(TASK TO CARRY OUT):
Copy out the whole listing exactly as written, leaving the pictures behind.

(Excerpt from a dataset)
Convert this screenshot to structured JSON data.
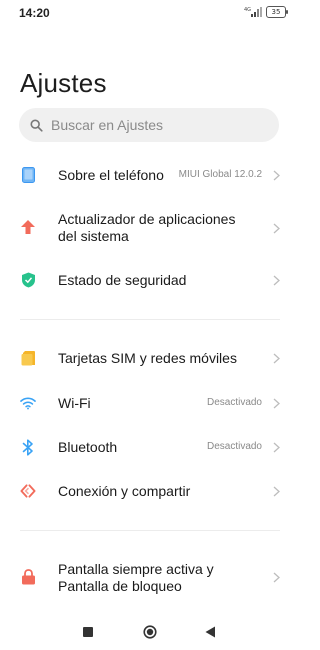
{
  "status_bar": {
    "time": "14:20",
    "network": "4G",
    "battery": "35"
  },
  "page": {
    "title": "Ajustes"
  },
  "search": {
    "placeholder": "Buscar en Ajustes"
  },
  "items": [
    {
      "label": "Sobre el teléfono",
      "value": "MIUI Global 12.0.2",
      "icon": "phone-icon",
      "color": "#3d97f0"
    },
    {
      "label_line1": "Actualizador de aplicaciones",
      "label_line2": "del sistema",
      "value": "",
      "icon": "arrow-up-icon",
      "color": "#f26b5b"
    },
    {
      "label": "Estado de seguridad",
      "value": "",
      "icon": "shield-check-icon",
      "color": "#27c28c"
    },
    {
      "label": "Tarjetas SIM y redes móviles",
      "value": "",
      "icon": "sim-card-icon",
      "color": "#f5b52a"
    },
    {
      "label": "Wi-Fi",
      "value": "Desactivado",
      "icon": "wifi-icon",
      "color": "#3aa3f5"
    },
    {
      "label": "Bluetooth",
      "value": "Desactivado",
      "icon": "bluetooth-icon",
      "color": "#3aa3f5"
    },
    {
      "label": "Conexión y compartir",
      "value": "",
      "icon": "share-connection-icon",
      "color": "#f26b5b"
    },
    {
      "label_line1": "Pantalla siempre activa y",
      "label_line2": "Pantalla de bloqueo",
      "value": "",
      "icon": "lock-icon",
      "color": "#f26b5b"
    }
  ],
  "nav": {
    "buttons": [
      "recent-apps",
      "home",
      "back"
    ]
  }
}
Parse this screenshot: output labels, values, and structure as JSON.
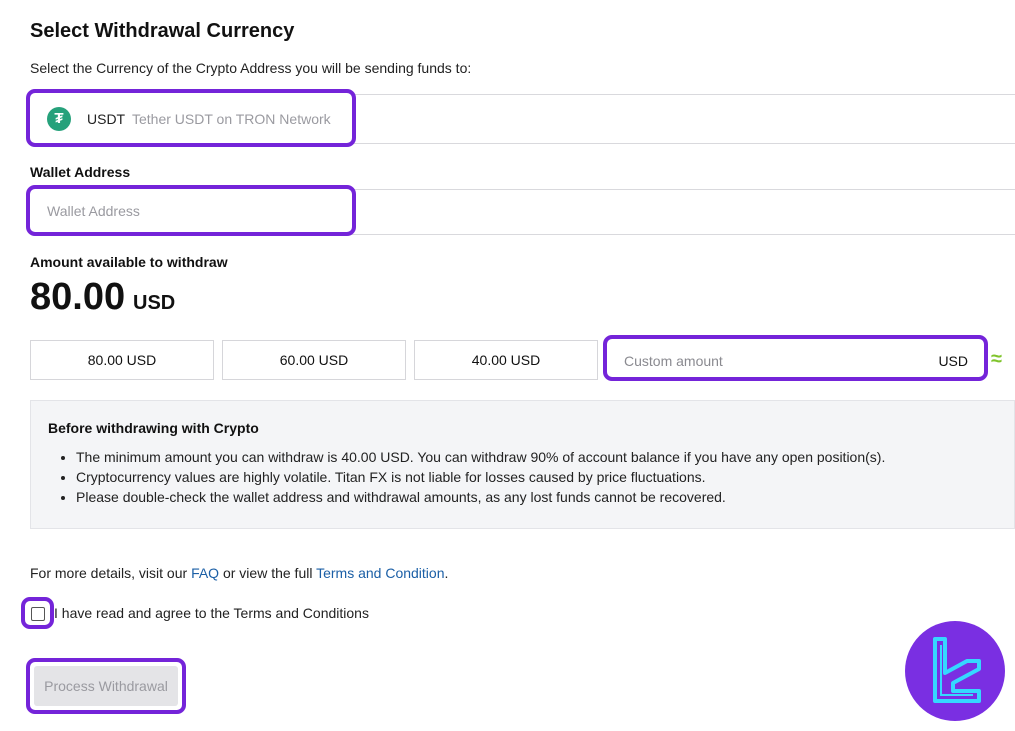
{
  "page": {
    "title": "Select Withdrawal Currency",
    "subtitle": "Select the Currency of the Crypto Address you will be sending funds to:"
  },
  "currency": {
    "icon": "tether-icon",
    "code": "USDT",
    "description": "Tether USDT on TRON Network",
    "icon_color": "#26a17b"
  },
  "wallet": {
    "label": "Wallet Address",
    "placeholder": "Wallet Address",
    "value": ""
  },
  "amount": {
    "label": "Amount available to withdraw",
    "value": "80.00",
    "currency": "USD",
    "quick_buttons": [
      "80.00 USD",
      "60.00 USD",
      "40.00 USD"
    ],
    "custom_placeholder": "Custom amount",
    "custom_currency": "USD",
    "approx_symbol": "≈"
  },
  "notice": {
    "title": "Before withdrawing with Crypto",
    "items": [
      "The minimum amount you can withdraw is 40.00 USD. You can withdraw 90% of account balance if you have any open position(s).",
      "Cryptocurrency values are highly volatile. Titan FX is not liable for losses caused by price fluctuations.",
      "Please double-check the wallet address and withdrawal amounts, as any lost funds cannot be recovered."
    ]
  },
  "details": {
    "prefix": "For more details, visit our ",
    "faq_link": "FAQ",
    "middle": " or view the full ",
    "terms_link": "Terms and Condition",
    "suffix": "."
  },
  "agreement": {
    "label": "I have read and agree to the Terms and Conditions",
    "checked": false
  },
  "submit": {
    "label": "Process Withdrawal"
  },
  "colors": {
    "highlight": "#7424d9",
    "link": "#1b5fa6",
    "logo_bg": "#7a2fe2",
    "logo_fg": "#35d8ff",
    "approx": "#7fc42b"
  }
}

(SOLVED EXERCISE):
Convert this screenshot to structured JSON data.
{
  "status_bar": {
    "time": "14:20",
    "network": "4G",
    "battery": "35"
  },
  "page": {
    "title": "Ajustes"
  },
  "search": {
    "placeholder": "Buscar en Ajustes"
  },
  "items": [
    {
      "label": "Sobre el teléfono",
      "value": "MIUI Global 12.0.2",
      "icon": "phone-icon",
      "color": "#3d97f0"
    },
    {
      "label_line1": "Actualizador de aplicaciones",
      "label_line2": "del sistema",
      "value": "",
      "icon": "arrow-up-icon",
      "color": "#f26b5b"
    },
    {
      "label": "Estado de seguridad",
      "value": "",
      "icon": "shield-check-icon",
      "color": "#27c28c"
    },
    {
      "label": "Tarjetas SIM y redes móviles",
      "value": "",
      "icon": "sim-card-icon",
      "color": "#f5b52a"
    },
    {
      "label": "Wi-Fi",
      "value": "Desactivado",
      "icon": "wifi-icon",
      "color": "#3aa3f5"
    },
    {
      "label": "Bluetooth",
      "value": "Desactivado",
      "icon": "bluetooth-icon",
      "color": "#3aa3f5"
    },
    {
      "label": "Conexión y compartir",
      "value": "",
      "icon": "share-connection-icon",
      "color": "#f26b5b"
    },
    {
      "label_line1": "Pantalla siempre activa y",
      "label_line2": "Pantalla de bloqueo",
      "value": "",
      "icon": "lock-icon",
      "color": "#f26b5b"
    }
  ],
  "nav": {
    "buttons": [
      "recent-apps",
      "home",
      "back"
    ]
  }
}
Parse this screenshot: output labels, values, and structure as JSON.
{
  "page": {
    "title": "Select Withdrawal Currency",
    "subtitle": "Select the Currency of the Crypto Address you will be sending funds to:"
  },
  "currency": {
    "icon": "tether-icon",
    "code": "USDT",
    "description": "Tether USDT on TRON Network",
    "icon_color": "#26a17b"
  },
  "wallet": {
    "label": "Wallet Address",
    "placeholder": "Wallet Address",
    "value": ""
  },
  "amount": {
    "label": "Amount available to withdraw",
    "value": "80.00",
    "currency": "USD",
    "quick_buttons": [
      "80.00 USD",
      "60.00 USD",
      "40.00 USD"
    ],
    "custom_placeholder": "Custom amount",
    "custom_currency": "USD",
    "approx_symbol": "≈"
  },
  "notice": {
    "title": "Before withdrawing with Crypto",
    "items": [
      "The minimum amount you can withdraw is 40.00 USD. You can withdraw 90% of account balance if you have any open position(s).",
      "Cryptocurrency values are highly volatile. Titan FX is not liable for losses caused by price fluctuations.",
      "Please double-check the wallet address and withdrawal amounts, as any lost funds cannot be recovered."
    ]
  },
  "details": {
    "prefix": "For more details, visit our ",
    "faq_link": "FAQ",
    "middle": " or view the full ",
    "terms_link": "Terms and Condition",
    "suffix": "."
  },
  "agreement": {
    "label": "I have read and agree to the Terms and Conditions",
    "checked": false
  },
  "submit": {
    "label": "Process Withdrawal"
  },
  "colors": {
    "highlight": "#7424d9",
    "link": "#1b5fa6",
    "logo_bg": "#7a2fe2",
    "logo_fg": "#35d8ff",
    "approx": "#7fc42b"
  }
}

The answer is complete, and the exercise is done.